[CHALLENGES]
1) List the name of every function whose definition begins in the code of the Project Euler question, in both the Python and the C++ parts.
2) Lay out the listing's lines, starting at the line containing "Text: roof and" and ending at the line containing "FancyBboxPatch shape [0,130,1019,154]", as a Markdown table with columns No. and Listing line, numbering the rows and leaving out blank lines.

[PASSAGE]
★ ★ ★ ★

Very large execution time differences for virtually same C++ and Python code

Question

I was trying to write a solution for Problem 12 (Project Euler) in Python. The solution was just too slow, so I tried checking up other people's solution on the internet. I found this code written in C++ which does virtually the same exact thing as my python code, with just a few insignificant differences.

Python:

def find_number_of_divisiors(n):
    if n == 1:
        return 1

    div = 2 # 1 and the number itself
    for i in range(2, n/2 + 1):
        if (n % i) == 0:
            div += 1
    return div

def tri_nums():
    n = 1
    t = 1
    while 1:
        yield t
        n += 1
        t += n

t = tri_nums()
m = 0
for n in t:
    d = find_number_of_divisiors(n)
    if m < d:
        print n, ' has ', d, ' divisors.'
        m = d

    if m == 320:
        exit(0)

C++:

#include <iostream>

int main(int argc, char *argv[])

★ ★ ★ ★

[DATA FOR PROCESSING]
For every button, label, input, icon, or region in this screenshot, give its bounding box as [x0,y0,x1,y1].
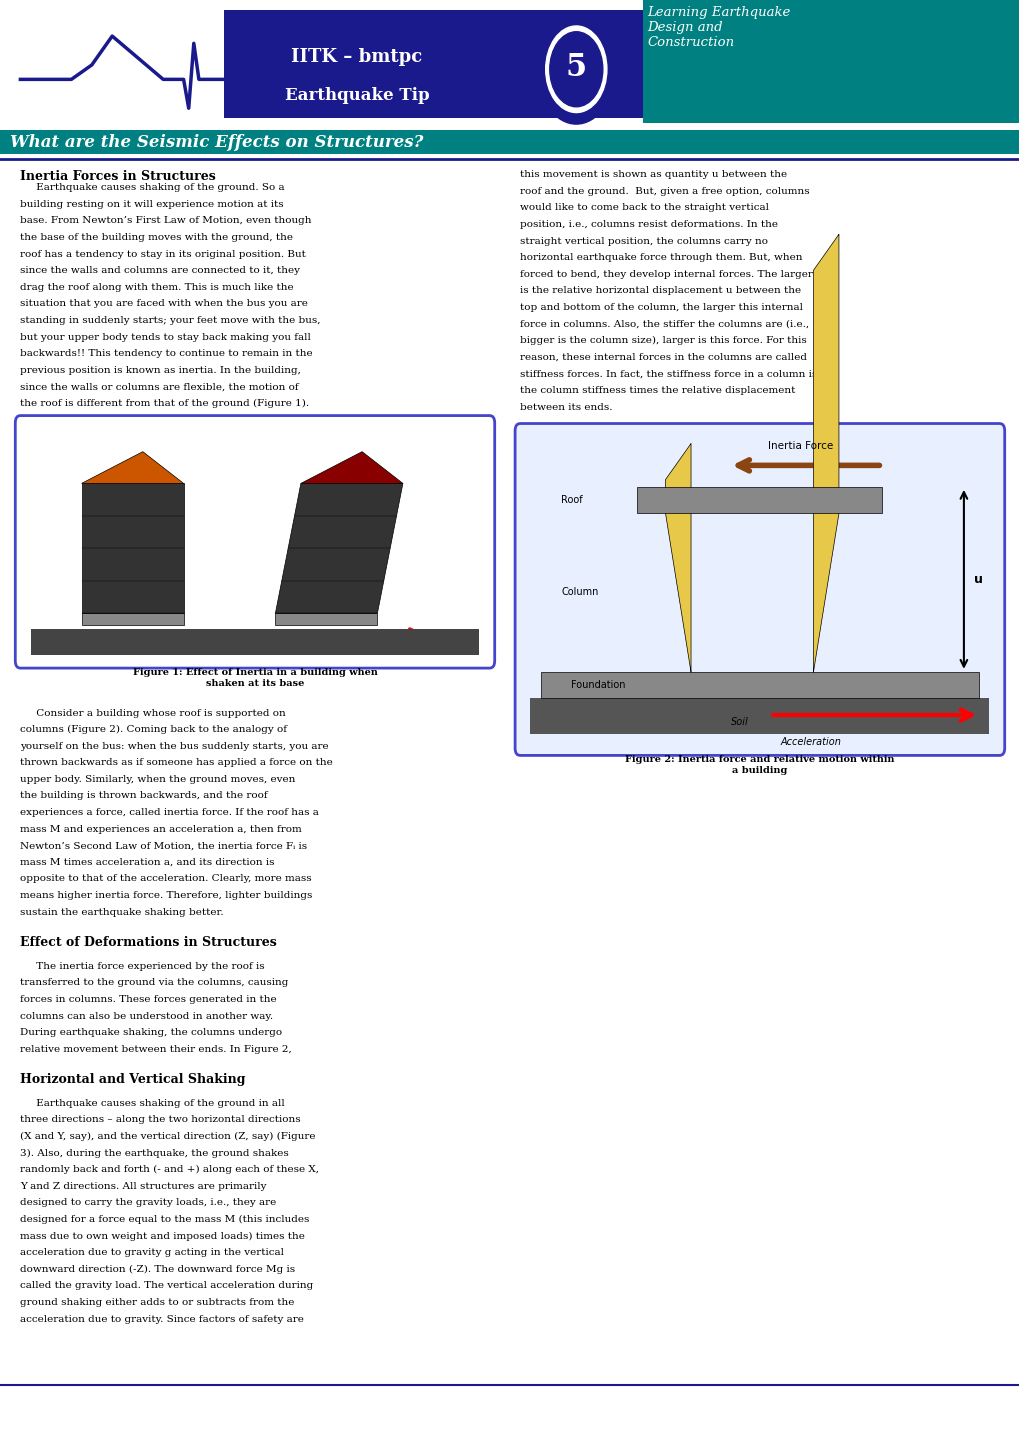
Text: roof and the ground.  But, given a free option, columns: roof and the ground. But, given a free o… [520,186,809,196]
Text: The inertia force experienced by the roof is: The inertia force experienced by the roo… [20,962,265,971]
Text: this movement is shown as quantity u between the: this movement is shown as quantity u bet… [520,170,787,179]
Text: the column stiffness times the relative displacement: the column stiffness times the relative … [520,387,795,395]
Text: designed for a force equal to the mass M (this includes: designed for a force equal to the mass M… [20,1215,310,1224]
FancyBboxPatch shape [0,130,1019,154]
Text: force in columns. Also, the stiffer the columns are (i.e.,: force in columns. Also, the stiffer the … [520,320,808,329]
Text: stiffness forces. In fact, the stiffness force in a column is: stiffness forces. In fact, the stiffness… [520,369,816,378]
Text: Earthquake causes shaking of the ground in all: Earthquake causes shaking of the ground … [20,1100,285,1108]
Text: backwards!! This tendency to continue to remain in the: backwards!! This tendency to continue to… [20,349,313,358]
Text: horizontal earthquake force through them. But, when: horizontal earthquake force through them… [520,254,802,263]
Text: u: u [973,573,982,586]
Text: relative movement between their ends. In Figure 2,: relative movement between their ends. In… [20,1045,291,1053]
Text: Inertia Force: Inertia Force [767,442,833,450]
Text: called the gravity load. The vertical acceleration during: called the gravity load. The vertical ac… [20,1281,314,1290]
Text: previous position is known as inertia. In the building,: previous position is known as inertia. I… [20,367,301,375]
Text: Foundation: Foundation [571,680,625,690]
Polygon shape [275,483,403,613]
Text: opposite to that of the acceleration. Clearly, more mass: opposite to that of the acceleration. Cl… [20,874,312,883]
Text: transferred to the ground via the columns, causing: transferred to the ground via the column… [20,978,288,987]
Text: IITK – bmtpc: IITK – bmtpc [291,48,422,65]
Polygon shape [82,452,183,483]
Text: columns can also be understood in another way.: columns can also be understood in anothe… [20,1012,273,1020]
Text: would like to come back to the straight vertical: would like to come back to the straight … [520,203,768,212]
FancyBboxPatch shape [515,424,1004,756]
Text: ground shaking either adds to or subtracts from the: ground shaking either adds to or subtrac… [20,1299,294,1307]
Text: mass M times acceleration a, and its direction is: mass M times acceleration a, and its dir… [20,857,275,867]
Text: experiences a force, called inertia force. If the roof has a: experiences a force, called inertia forc… [20,808,319,817]
Text: Y and Z directions. All structures are primarily: Y and Z directions. All structures are p… [20,1182,267,1190]
Text: yourself on the bus: when the bus suddenly starts, you are: yourself on the bus: when the bus sudden… [20,742,329,750]
Text: thrown backwards as if someone has applied a force on the: thrown backwards as if someone has appli… [20,759,333,768]
Text: since the walls and columns are connected to it, they: since the walls and columns are connecte… [20,266,301,276]
Text: bigger is the column size), larger is this force. For this: bigger is the column size), larger is th… [520,336,806,345]
Text: since the walls or columns are flexible, the motion of: since the walls or columns are flexible,… [20,382,299,391]
Text: downward direction (-Z). The downward force Mg is: downward direction (-Z). The downward fo… [20,1264,296,1274]
Text: designed to carry the gravity loads, i.e., they are: designed to carry the gravity loads, i.e… [20,1199,276,1208]
Text: acceleration due to gravity. Since factors of safety are: acceleration due to gravity. Since facto… [20,1315,304,1323]
Text: but your upper body tends to stay back making you fall: but your upper body tends to stay back m… [20,332,311,342]
Text: columns (Figure 2). Coming back to the analogy of: columns (Figure 2). Coming back to the a… [20,726,287,734]
Text: Figure 2: Inertia force and relative motion within
a building: Figure 2: Inertia force and relative mot… [625,756,894,775]
FancyBboxPatch shape [82,613,183,625]
Text: Earthquake Tip: Earthquake Tip [284,87,429,104]
Text: forced to bend, they develop internal forces. The larger: forced to bend, they develop internal fo… [520,270,812,278]
Text: reason, these internal forces in the columns are called: reason, these internal forces in the col… [520,352,806,362]
FancyBboxPatch shape [224,10,652,118]
FancyBboxPatch shape [275,613,377,625]
Text: 5: 5 [566,52,586,84]
Text: the roof is different from that of the ground (Figure 1).: the roof is different from that of the g… [20,398,309,408]
Text: 3). Also, during the earthquake, the ground shakes: 3). Also, during the earthquake, the gro… [20,1149,288,1157]
Text: randomly back and forth (- and +) along each of these X,: randomly back and forth (- and +) along … [20,1166,319,1175]
Text: building resting on it will experience motion at its: building resting on it will experience m… [20,199,283,209]
Text: What are the Seismic Effects on Structures?: What are the Seismic Effects on Structur… [10,134,423,150]
Circle shape [549,32,602,107]
Text: Newton’s Second Law of Motion, the inertia force Fᵢ is: Newton’s Second Law of Motion, the inert… [20,841,307,850]
Text: the building is thrown backwards, and the roof: the building is thrown backwards, and th… [20,792,268,801]
FancyBboxPatch shape [642,0,1019,123]
Text: Consider a building whose roof is supported on: Consider a building whose roof is suppor… [20,709,286,717]
Text: drag the roof along with them. This is much like the: drag the roof along with them. This is m… [20,283,293,291]
Text: During earthquake shaking, the columns undergo: During earthquake shaking, the columns u… [20,1029,282,1038]
Text: three directions – along the two horizontal directions: three directions – along the two horizon… [20,1115,301,1124]
Text: roof has a tendency to stay in its original position. But: roof has a tendency to stay in its origi… [20,250,306,258]
Circle shape [537,14,614,124]
Text: Earthquake causes shaking of the ground. So a: Earthquake causes shaking of the ground.… [20,183,284,192]
Text: mass M and experiences an acceleration a, then from: mass M and experiences an acceleration a… [20,825,302,834]
Polygon shape [82,483,183,613]
Text: forces in columns. These forces generated in the: forces in columns. These forces generate… [20,996,277,1004]
Text: Column: Column [560,587,598,597]
Text: means higher inertia force. Therefore, lighter buildings: means higher inertia force. Therefore, l… [20,892,313,900]
Text: Horizontal and Vertical Shaking: Horizontal and Vertical Shaking [20,1074,246,1087]
Text: position, i.e., columns resist deformations. In the: position, i.e., columns resist deformati… [520,219,777,229]
Text: situation that you are faced with when the bus you are: situation that you are faced with when t… [20,300,308,309]
FancyBboxPatch shape [15,416,494,668]
Text: Soil: Soil [730,717,748,726]
Circle shape [545,26,606,113]
Text: standing in suddenly starts; your feet move with the bus,: standing in suddenly starts; your feet m… [20,316,321,325]
Text: Figure 1: Effect of Inertia in a building when
shaken at its base: Figure 1: Effect of Inertia in a buildin… [132,668,377,687]
Text: Effect of Deformations in Structures: Effect of Deformations in Structures [20,937,277,949]
Text: mass due to own weight and imposed loads) times the: mass due to own weight and imposed loads… [20,1232,305,1241]
Text: Inertia Forces in Structures: Inertia Forces in Structures [20,170,216,183]
Text: Roof: Roof [560,495,582,505]
Text: top and bottom of the column, the larger this internal: top and bottom of the column, the larger… [520,303,802,312]
Text: sustain the earthquake shaking better.: sustain the earthquake shaking better. [20,908,224,916]
Text: (X and Y, say), and the vertical direction (Z, say) (Figure: (X and Y, say), and the vertical directi… [20,1133,316,1141]
Text: Acceleration: Acceleration [780,736,841,746]
Text: straight vertical position, the columns carry no: straight vertical position, the columns … [520,237,767,245]
Text: Learning Earthquake
Design and
Construction: Learning Earthquake Design and Construct… [647,6,791,49]
Text: is the relative horizontal displacement u between the: is the relative horizontal displacement … [520,286,801,296]
Text: acceleration due to gravity g acting in the vertical: acceleration due to gravity g acting in … [20,1248,284,1257]
Text: between its ends.: between its ends. [520,403,612,411]
Text: upper body. Similarly, when the ground moves, even: upper body. Similarly, when the ground m… [20,775,296,784]
Text: the base of the building moves with the ground, the: the base of the building moves with the … [20,232,293,242]
Polygon shape [301,452,403,483]
Text: base. From Newton’s First Law of Motion, even though: base. From Newton’s First Law of Motion,… [20,216,312,225]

★ ★ ★ ★

[SOLUTIONS TO EACH TASK]
1)
- find_number_of_divisiors
- tri_nums
- main

2)
| No. | Listing line |
|---|---|
| 1 | Text: roof and the ground.  But, given a free option, columns: roof and the ground. But, given a free o… [520,186,809,196] |
| 2 | Text: The inertia force experienced by the roof is: The inertia force experienced by the roo… [20,962,265,971] |
| 3 | Text: this movement is shown as quantity u between the: this movement is shown as quantity u bet… [520,170,787,179] |
| 4 | Text: the column stiffness times the relative displacement: the column stiffness times the relative … [520,387,795,395] |
| 5 | Text: designed for a force equal to the mass M (this includes: designed for a force equal to the mass M… [20,1215,310,1224] |
| 6 | FancyBboxPatch shape [0,130,1019,154] |